_PASSAGE:_
■ ■ ■ ■ ■
Migrant Laowai: a review of Quincy Carroll’s ‘Up to the Mountains and Down to the Countryside’

She continued to badger him in Mandarin. She asked him why he had come to China and, more pointedly, what he was doing in Ningyuan. Daniel told her that he was bored of America, and when he spoke, the others started, taken aback. They considered him as if he were crazy.

One of the things you learn about China, once the initial excitement wears off and having a white face is no longer a novelty, is that you are an outsider. Master Chinese or not, you are still an outsider.

Up to the Mountains and Down to the Countryside is the story of two outsiders. Daniel is a young ESL teacher who tries to ingratiate himself with China. He has great Mandarin, understands the culture and takes his job seriously.

Thomas has recently arrived from a kindergarten in Changsha, where it’s implied that his departure was not by choice. Daniel gets him signed on at the last minute, and Thomas is not the least bit grateful. Quite the opposite: he believes it is the school’s duty to hire him, China is his playground.

In that way Thomas is like many older men I worked with in China. Compared to Daniel, Thomas is cynical, making no effort to understand China. He passes cold judgments and gives his teaching duties the same enthusiasm you would muster for sweeping a dirty floor.

Daniel is the young optimist, less set in his ways. Throughout the book he displays a fondness for Chinese culture absent in Thomas. For Daniel, as for many expats, China is a place for discovery. For Daniel, that dream is still vivid:

They asked [Daniel] about China, but he could not articulate how it had changed him, for, despite trying his hardest, he could not explain it to himself. There was a wildness to the country that fulfilled certain promises in his heart, promises he had made to himself as a boy but had long since forgotten.

The China described in this book was brimming with possibility, opportunity, and the barriers that held you in check back home are gone. Daniel seeks what he wants, understands what he doesn’t want: to live a quiet life of work like his friends. As for what he does want, he decides the best solution is to integrate himself into Chinese culture.
■ ■ ■ ■ ■
_TASK INSTRUCTIONS:_
(A) In the review, swap "kindergarten" for "primary school" and write out the passage starting with "Up to the Mountains and Down to the Countryside is" and going on through "is his playground.".
(B) According to the book review, where was Thomas working before he arrived?
(C) Write what comes next in the review of the novel, picking up after its final sentence.

_RECORDED DATA:_
■ ■ ■ ■ ■
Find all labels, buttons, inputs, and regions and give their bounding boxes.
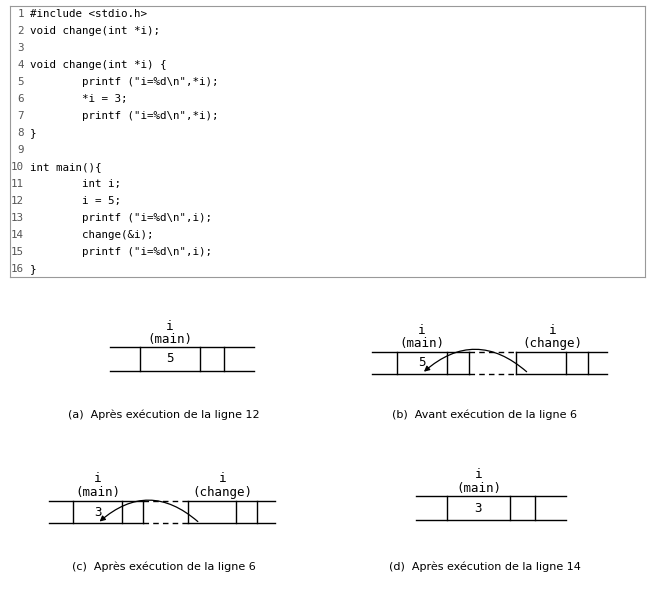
■ ■ ■ ■ ■
_EXPECTED RESULTS:_
(A)
Up to the Mountains and Down to the Countryside is the story of two outsiders. Daniel is a young ESL teacher who tries to ingratiate himself with China. He has great Mandarin, understands the culture and takes his job seriously.

Thomas has recently arrived from a primary school in Changsha, where it’s implied that his departure was not by choice. Daniel gets him signed on at the last minute, and Thomas is not the least bit grateful. Quite the opposite: he believes it is the school’s duty to hire him, China is his playground.

(B) At a kindergarten in Changsha.

(C)
Thomas makes no effort, thumbing his nose at everything they do, barely speaking Mandarin. Tension between Daniel and Thomas grows, climaxing at a Spring Festival dinner. After Daniel calls out Thomas for being a creepy lecher, Thomas points out:

After all is said and done, he’s here for the exact same reasons as the rest of us: easy living, zero responsibility, and a chance to make himself into whatever he wants.

The truth of that statement cannot be glossed over. No matter what Daniel tells himself, the Middle Kingdom is a place where Daniel can work little, live freely and dream the eternal dreams of youth in a developing Never-Never Land where responsibility comes to die.

Daniel understands that Thomas has a point, that Daniel is also an outsider no matter how hard he tries. He gets a taste of this earlier, before argument with Thomas. Daniel is close to the carpenter and his family — the carpenter’s son shares his English name — and Daniel agrees to celebrate Spring Festival at their house, bringing the carpenter some whiskey.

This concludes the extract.